START Excerpt

The South Australian Mechanics Institute opened in 1839 and in 1844 the South Australian Subscription Library was formed and took over their book stock. By 1861, this collection of books became the Adelaide Circulating Library, the first public library in South Australia. The historical lending service underwent several name changes, including the Public Library and Adult Lending Service. The State Library is now, no longer a lending service but, a research library. Lending is now one of the many services offered by South Australia’s excellent statewide local library network.

If you have visited the Mortlock Chamber and the old Circulating Library in the past few years, you may have wondered about the origins and content of the books that line their shelves. They form the largest extant lending library collection in Australia, totalling close to 50,000 volumes. Although this State Library collection also contains reference works, it is primarily a series of snapshots into popular culture and readers’ tastes over ninety years, from 1884 to the early 1970s.

Books in the State Library SA's Circulation Library.
Books in the State Library SA's Circulation Library.

These materials would have been purchased by then Public Library Service staff acting on book reviews, publishers’ information, their own reading, and readers’ requests. In the State Library catalogue these items are marked ‘Adelaide Circulating Library’.

An unexpected discovery

Several years ago, as our staff and volunteers began transcribing catalogue card records for this collection, they made some unexpected discoveries, most of which had been published between the 1940s and 1960s. They were an unusual find because of their focus on same sex relationships and interactions at a time when conservatism and censorship ruled.

END Excerpt

(Given exercise 1): Pull out every line of the records that contains the word "steel", treating uppercase and lowercase as different.

START Material for this task

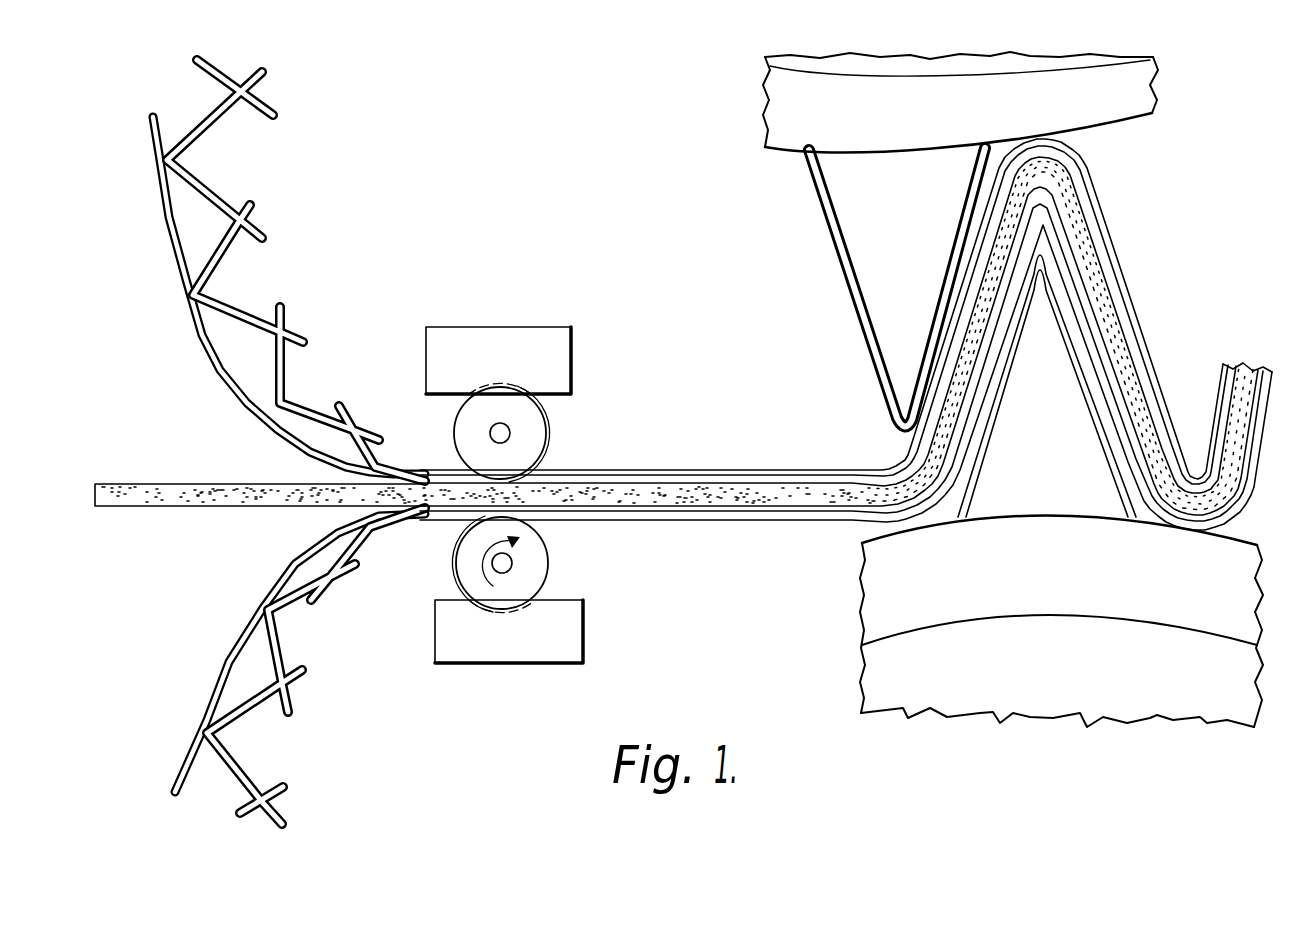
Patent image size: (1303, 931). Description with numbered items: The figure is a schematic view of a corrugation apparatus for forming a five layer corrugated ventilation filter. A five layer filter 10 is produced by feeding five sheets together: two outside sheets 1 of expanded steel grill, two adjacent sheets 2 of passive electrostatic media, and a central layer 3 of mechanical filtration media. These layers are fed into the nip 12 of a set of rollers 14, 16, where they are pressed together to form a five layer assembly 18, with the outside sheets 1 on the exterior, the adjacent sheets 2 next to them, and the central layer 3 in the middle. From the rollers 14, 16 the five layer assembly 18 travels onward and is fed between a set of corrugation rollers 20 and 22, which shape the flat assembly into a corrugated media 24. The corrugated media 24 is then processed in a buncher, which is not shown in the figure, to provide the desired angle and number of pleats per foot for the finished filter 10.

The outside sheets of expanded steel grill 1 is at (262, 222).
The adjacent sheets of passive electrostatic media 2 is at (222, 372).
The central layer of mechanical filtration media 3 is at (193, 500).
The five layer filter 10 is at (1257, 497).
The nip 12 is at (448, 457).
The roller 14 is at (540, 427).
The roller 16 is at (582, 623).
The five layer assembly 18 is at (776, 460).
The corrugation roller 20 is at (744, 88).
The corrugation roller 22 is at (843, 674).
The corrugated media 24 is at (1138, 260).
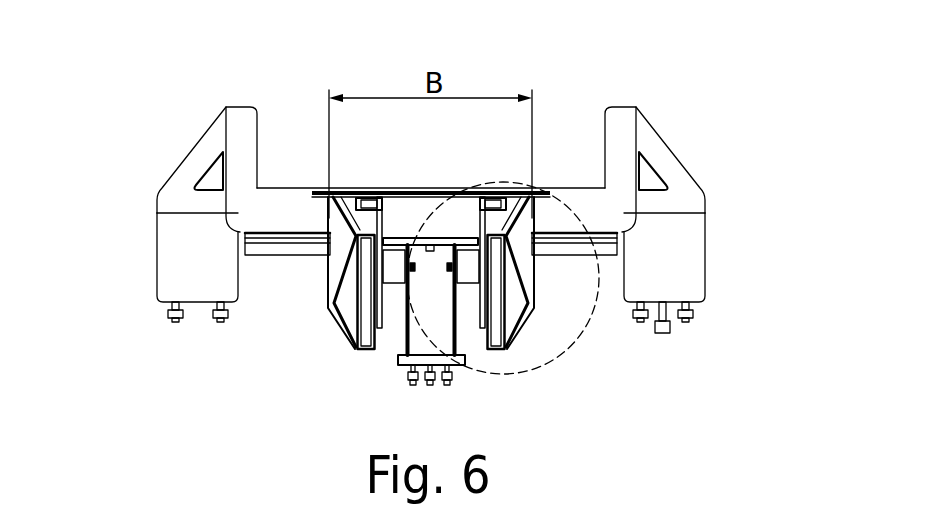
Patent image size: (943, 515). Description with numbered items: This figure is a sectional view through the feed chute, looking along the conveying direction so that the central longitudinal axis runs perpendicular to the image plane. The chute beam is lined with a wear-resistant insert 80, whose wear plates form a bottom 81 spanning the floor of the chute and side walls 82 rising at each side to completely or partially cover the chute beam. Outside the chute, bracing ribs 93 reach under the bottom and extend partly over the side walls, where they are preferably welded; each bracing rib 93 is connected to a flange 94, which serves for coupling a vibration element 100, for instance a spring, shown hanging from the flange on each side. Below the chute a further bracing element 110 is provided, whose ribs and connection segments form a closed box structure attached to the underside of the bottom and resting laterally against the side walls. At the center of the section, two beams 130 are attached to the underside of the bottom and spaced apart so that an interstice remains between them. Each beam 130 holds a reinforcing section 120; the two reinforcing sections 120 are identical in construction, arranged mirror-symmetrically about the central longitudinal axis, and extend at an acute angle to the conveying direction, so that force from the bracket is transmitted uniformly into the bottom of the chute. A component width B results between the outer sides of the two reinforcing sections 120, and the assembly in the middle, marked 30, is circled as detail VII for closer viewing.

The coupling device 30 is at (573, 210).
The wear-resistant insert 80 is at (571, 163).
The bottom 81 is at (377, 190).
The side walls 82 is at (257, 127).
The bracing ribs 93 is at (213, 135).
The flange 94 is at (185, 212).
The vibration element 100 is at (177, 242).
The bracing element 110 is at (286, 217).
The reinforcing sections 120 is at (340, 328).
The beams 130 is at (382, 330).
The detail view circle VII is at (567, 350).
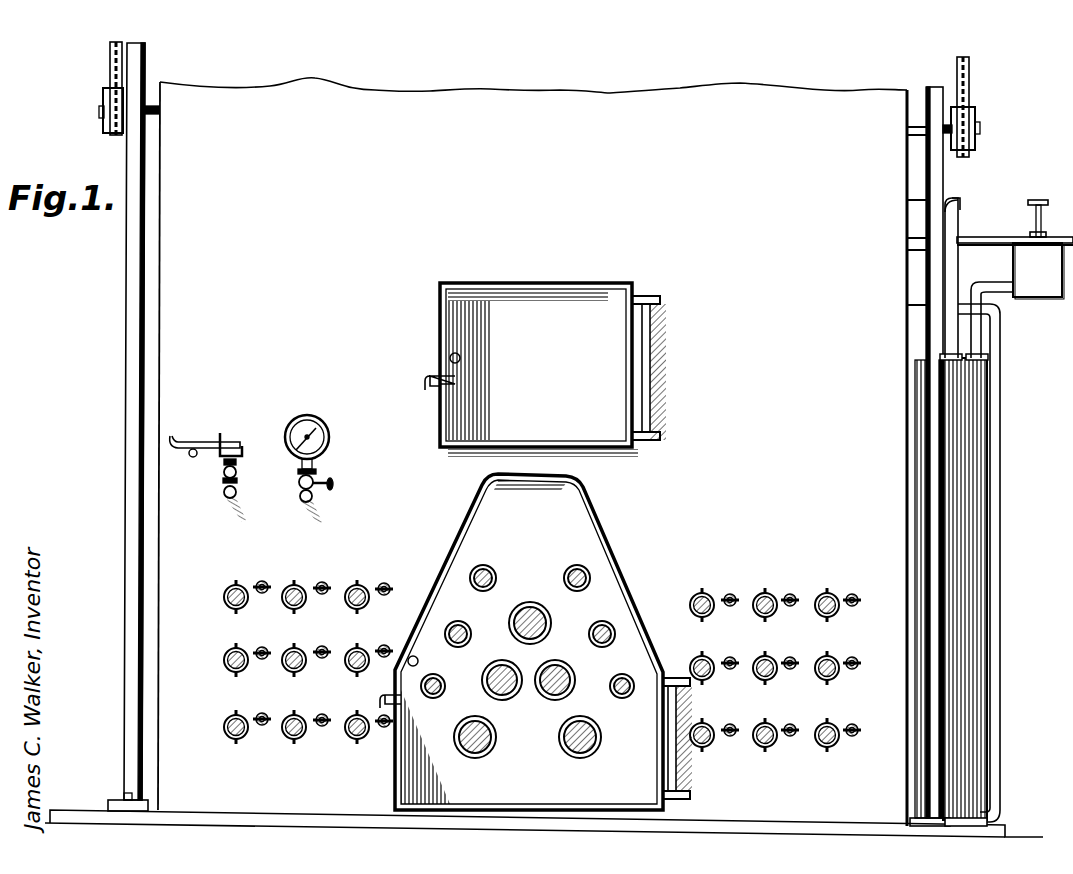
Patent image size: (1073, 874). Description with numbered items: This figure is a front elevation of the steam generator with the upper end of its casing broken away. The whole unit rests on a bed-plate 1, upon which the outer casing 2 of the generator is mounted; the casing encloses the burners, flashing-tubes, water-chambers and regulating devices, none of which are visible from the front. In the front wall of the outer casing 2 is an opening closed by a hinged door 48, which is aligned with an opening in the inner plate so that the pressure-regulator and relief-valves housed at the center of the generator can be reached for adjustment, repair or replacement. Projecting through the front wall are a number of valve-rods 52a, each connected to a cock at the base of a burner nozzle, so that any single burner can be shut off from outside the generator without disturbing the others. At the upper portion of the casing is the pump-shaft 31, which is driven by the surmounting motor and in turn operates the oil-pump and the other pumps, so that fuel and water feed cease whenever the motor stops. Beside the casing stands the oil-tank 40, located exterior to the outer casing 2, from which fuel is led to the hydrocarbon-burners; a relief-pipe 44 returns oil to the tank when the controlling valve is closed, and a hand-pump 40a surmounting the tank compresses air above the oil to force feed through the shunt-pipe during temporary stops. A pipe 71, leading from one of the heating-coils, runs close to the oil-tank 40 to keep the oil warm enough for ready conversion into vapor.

END Material for this task

(Given exercise 2): Carry on the passage about the Adelaide Circulating Library from the point where it stops.

(Output 1):
Patent image size: (1303, 931). Description with numbered items: The figure is a schematic view of a corrugation apparatus for forming a five layer corrugated ventilation filter. A five layer filter 10 is produced by feeding five sheets together: two outside sheets 1 of expanded steel grill, two adjacent sheets 2 of passive electrostatic media, and a central layer 3 of mechanical filtration media. These layers are fed into the nip 12 of a set of rollers 14, 16, where they are pressed together to form a five layer assembly 18, with the outside sheets 1 on the exterior, the adjacent sheets 2 next to them, and the central layer 3 in the middle. From the rollers 14, 16 the five layer assembly 18 travels onward and is fed between a set of corrugation rollers 20 and 22, which shape the flat assembly into a corrugated media 24. The corrugated media 24 is then processed in a buncher, which is not shown in the figure, to provide the desired angle and number of pleats per foot for the finished filter 10.
The outside sheets of expanded steel grill 1 is at (262, 222).

(Output 2):
Until the latter part of the twentieth century, homosexuality was not only frowned upon, but illegal in most parts of the world. In some countries it still is. To be openly gay, lesbian, transgender or bisexual carried severe consequences. Loss of reputation and livelihood were just the beginning. Social and family ostracism, blackmail, physical violence and gaol were ongoing threats. For far too many, to be different from the hetero-normative, carried the strain of living life in the shadows or trying to ‘pass for normal’.

When the human rights of LGBT people are abused, all of us are diminished.

Every human life is precious - none is worth more than another.

~ Ban Ki-moon

This being so, in the mid-twentieth century, the last place you would expect to find books featuring openly gay and lesbian characters would be on a public library’s loan shelves. There may have been many reasons for the selection of these books, especially if they portrayed positive and proud LGBTQ+ characters.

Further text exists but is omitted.